**PROBLEM:** Output all of the entries exactly as written.

**EXCERPTED DATA:**
● ● ● ● ●

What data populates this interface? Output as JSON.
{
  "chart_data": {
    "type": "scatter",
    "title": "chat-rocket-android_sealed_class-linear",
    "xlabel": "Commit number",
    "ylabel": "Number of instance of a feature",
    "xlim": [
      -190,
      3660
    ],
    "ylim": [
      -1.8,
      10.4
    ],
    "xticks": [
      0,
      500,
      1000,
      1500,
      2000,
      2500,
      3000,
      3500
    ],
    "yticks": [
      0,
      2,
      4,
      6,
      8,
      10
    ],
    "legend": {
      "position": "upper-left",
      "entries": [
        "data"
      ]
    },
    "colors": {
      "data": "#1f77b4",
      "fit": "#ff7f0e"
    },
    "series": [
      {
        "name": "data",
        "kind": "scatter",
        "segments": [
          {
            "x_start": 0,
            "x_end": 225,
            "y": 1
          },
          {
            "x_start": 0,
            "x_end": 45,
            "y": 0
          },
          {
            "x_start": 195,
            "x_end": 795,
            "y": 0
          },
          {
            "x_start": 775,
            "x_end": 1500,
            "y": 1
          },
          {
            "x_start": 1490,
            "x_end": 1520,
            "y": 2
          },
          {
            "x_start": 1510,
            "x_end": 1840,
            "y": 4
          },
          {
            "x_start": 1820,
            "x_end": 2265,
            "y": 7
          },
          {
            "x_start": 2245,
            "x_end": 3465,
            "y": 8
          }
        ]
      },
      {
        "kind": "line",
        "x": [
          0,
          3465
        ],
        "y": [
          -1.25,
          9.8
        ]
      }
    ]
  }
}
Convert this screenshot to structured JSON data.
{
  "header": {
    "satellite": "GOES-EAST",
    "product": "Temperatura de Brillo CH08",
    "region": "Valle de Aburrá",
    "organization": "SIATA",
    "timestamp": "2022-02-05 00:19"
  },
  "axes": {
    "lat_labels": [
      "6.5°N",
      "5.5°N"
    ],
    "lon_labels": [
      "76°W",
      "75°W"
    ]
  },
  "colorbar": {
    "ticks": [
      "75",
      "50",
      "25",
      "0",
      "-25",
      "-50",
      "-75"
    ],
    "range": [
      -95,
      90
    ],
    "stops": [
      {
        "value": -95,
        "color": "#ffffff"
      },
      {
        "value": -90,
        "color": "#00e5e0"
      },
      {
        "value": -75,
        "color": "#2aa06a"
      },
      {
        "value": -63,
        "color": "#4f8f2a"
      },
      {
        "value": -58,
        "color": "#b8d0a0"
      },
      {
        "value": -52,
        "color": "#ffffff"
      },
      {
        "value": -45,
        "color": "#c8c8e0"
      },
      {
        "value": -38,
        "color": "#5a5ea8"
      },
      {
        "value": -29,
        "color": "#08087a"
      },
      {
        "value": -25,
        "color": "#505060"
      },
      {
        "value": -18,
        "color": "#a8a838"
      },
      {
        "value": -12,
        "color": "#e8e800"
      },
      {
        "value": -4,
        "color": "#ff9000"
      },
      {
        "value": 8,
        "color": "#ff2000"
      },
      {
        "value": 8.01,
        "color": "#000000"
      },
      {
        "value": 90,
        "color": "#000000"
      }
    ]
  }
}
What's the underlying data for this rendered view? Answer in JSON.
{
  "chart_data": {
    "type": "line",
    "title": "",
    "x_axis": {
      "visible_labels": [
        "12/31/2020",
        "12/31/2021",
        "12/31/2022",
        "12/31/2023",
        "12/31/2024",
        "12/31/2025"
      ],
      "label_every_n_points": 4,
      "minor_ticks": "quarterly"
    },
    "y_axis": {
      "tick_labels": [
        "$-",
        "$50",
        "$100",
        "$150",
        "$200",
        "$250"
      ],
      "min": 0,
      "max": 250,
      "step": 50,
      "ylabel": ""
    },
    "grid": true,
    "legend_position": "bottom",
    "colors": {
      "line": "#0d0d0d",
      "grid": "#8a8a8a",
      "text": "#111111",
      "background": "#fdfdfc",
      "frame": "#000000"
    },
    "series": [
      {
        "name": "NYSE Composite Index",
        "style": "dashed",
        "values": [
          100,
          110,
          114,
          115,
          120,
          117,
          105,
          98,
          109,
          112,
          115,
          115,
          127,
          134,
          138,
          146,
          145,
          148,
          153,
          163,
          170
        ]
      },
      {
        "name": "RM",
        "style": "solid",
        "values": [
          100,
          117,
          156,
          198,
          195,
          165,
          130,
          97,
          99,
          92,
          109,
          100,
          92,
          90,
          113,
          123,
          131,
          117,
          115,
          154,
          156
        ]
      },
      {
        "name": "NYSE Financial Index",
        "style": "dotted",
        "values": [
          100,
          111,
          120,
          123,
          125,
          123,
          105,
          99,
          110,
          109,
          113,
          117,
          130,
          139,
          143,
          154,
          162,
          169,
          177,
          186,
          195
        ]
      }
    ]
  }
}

● ● ● ● ●

**THE COMPLETED TASK:**
What data populates this interface? Output as JSON.
{
  "chart_data": {
    "type": "scatter",
    "title": "chat-rocket-android_sealed_class-linear",
    "xlabel": "Commit number",
    "ylabel": "Number of instance of a feature",
    "xlim": [
      -190,
      3660
    ],
    "ylim": [
      -1.8,
      10.4
    ],
    "xticks": [
      0,
      500,
      1000,
      1500,
      2000,
      2500,
      3000,
      3500
    ],
    "yticks": [
      0,
      2,
      4,
      6,
      8,
      10
    ],
    "legend": {
      "position": "upper-left",
      "entries": [
        "data"
      ]
    },
    "colors": {
      "data": "#1f77b4",
      "fit": "#ff7f0e"
    },
    "series": [
      {
        "name": "data",
        "kind": "scatter",
        "segments": [
          {
            "x_start": 0,
            "x_end": 225,
            "y": 1
          },
          {
            "x_start": 0,
            "x_end": 45,
            "y": 0
          },
          {
            "x_start": 195,
            "x_end": 795,
            "y": 0
          },
          {
            "x_start": 775,
            "x_end": 1500,
            "y": 1
          },
          {
            "x_start": 1490,
            "x_end": 1520,
            "y": 2
          },
          {
            "x_start": 1510,
            "x_end": 1840,
            "y": 4
          },
          {
            "x_start": 1820,
            "x_end": 2265,
            "y": 7
          },
          {
            "x_start": 2245,
            "x_end": 3465,
            "y": 8
          }
        ]
      },
      {
        "kind": "line",
        "x": [
          0,
          3465
        ],
        "y": [
          -1.25,
          9.8
        ]
      }
    ]
  }
}
Convert this screenshot to structured JSON data.
{
  "header": {
    "satellite": "GOES-EAST",
    "product": "Temperatura de Brillo CH08",
    "region": "Valle de Aburrá",
    "organization": "SIATA",
    "timestamp": "2022-02-05 00:19"
  },
  "axes": {
    "lat_labels": [
      "6.5°N",
      "5.5°N"
    ],
    "lon_labels": [
      "76°W",
      "75°W"
    ]
  },
  "colorbar": {
    "ticks": [
      "75",
      "50",
      "25",
      "0",
      "-25",
      "-50",
      "-75"
    ],
    "range": [
      -95,
      90
    ],
    "stops": [
      {
        "value": -95,
        "color": "#ffffff"
      },
      {
        "value": -90,
        "color": "#00e5e0"
      },
      {
        "value": -75,
        "color": "#2aa06a"
      },
      {
        "value": -63,
        "color": "#4f8f2a"
      },
      {
        "value": -58,
        "color": "#b8d0a0"
      },
      {
        "value": -52,
        "color": "#ffffff"
      },
      {
        "value": -45,
        "color": "#c8c8e0"
      },
      {
        "value": -38,
        "color": "#5a5ea8"
      },
      {
        "value": -29,
        "color": "#08087a"
      },
      {
        "value": -25,
        "color": "#505060"
      },
      {
        "value": -18,
        "color": "#a8a838"
      },
      {
        "value": -12,
        "color": "#e8e800"
      },
      {
        "value": -4,
        "color": "#ff9000"
      },
      {
        "value": 8,
        "color": "#ff2000"
      },
      {
        "value": 8.01,
        "color": "#000000"
      },
      {
        "value": 90,
        "color": "#000000"
      }
    ]
  }
}
What's the underlying data for this rendered view? Answer in JSON.
{
  "chart_data": {
    "type": "line",
    "title": "",
    "x_axis": {
      "visible_labels": [
        "12/31/2020",
        "12/31/2021",
        "12/31/2022",
        "12/31/2023",
        "12/31/2024",
        "12/31/2025"
      ],
      "label_every_n_points": 4,
      "minor_ticks": "quarterly"
    },
    "y_axis": {
      "tick_labels": [
        "$-",
        "$50",
        "$100",
        "$150",
        "$200",
        "$250"
      ],
      "min": 0,
      "max": 250,
      "step": 50,
      "ylabel": ""
    },
    "grid": true,
    "legend_position": "bottom",
    "colors": {
      "line": "#0d0d0d",
      "grid": "#8a8a8a",
      "text": "#111111",
      "background": "#fdfdfc",
      "frame": "#000000"
    },
    "series": [
      {
        "name": "NYSE Composite Index",
        "style": "dashed",
        "values": [
          100,
          110,
          114,
          115,
          120,
          117,
          105,
          98,
          109,
          112,
          115,
          115,
          127,
          134,
          138,
          146,
          145,
          148,
          153,
          163,
          170
        ]
      },
      {
        "name": "RM",
        "style": "solid",
        "values": [
          100,
          117,
          156,
          198,
          195,
          165,
          130,
          97,
          99,
          92,
          109,
          100,
          92,
          90,
          113,
          123,
          131,
          117,
          115,
          154,
          156
        ]
      },
      {
        "name": "NYSE Financial Index",
        "style": "dotted",
        "values": [
          100,
          111,
          120,
          123,
          125,
          123,
          105,
          99,
          110,
          109,
          113,
          117,
          130,
          139,
          143,
          154,
          162,
          169,
          177,
          186,
          195
        ]
      }
    ]
  }
}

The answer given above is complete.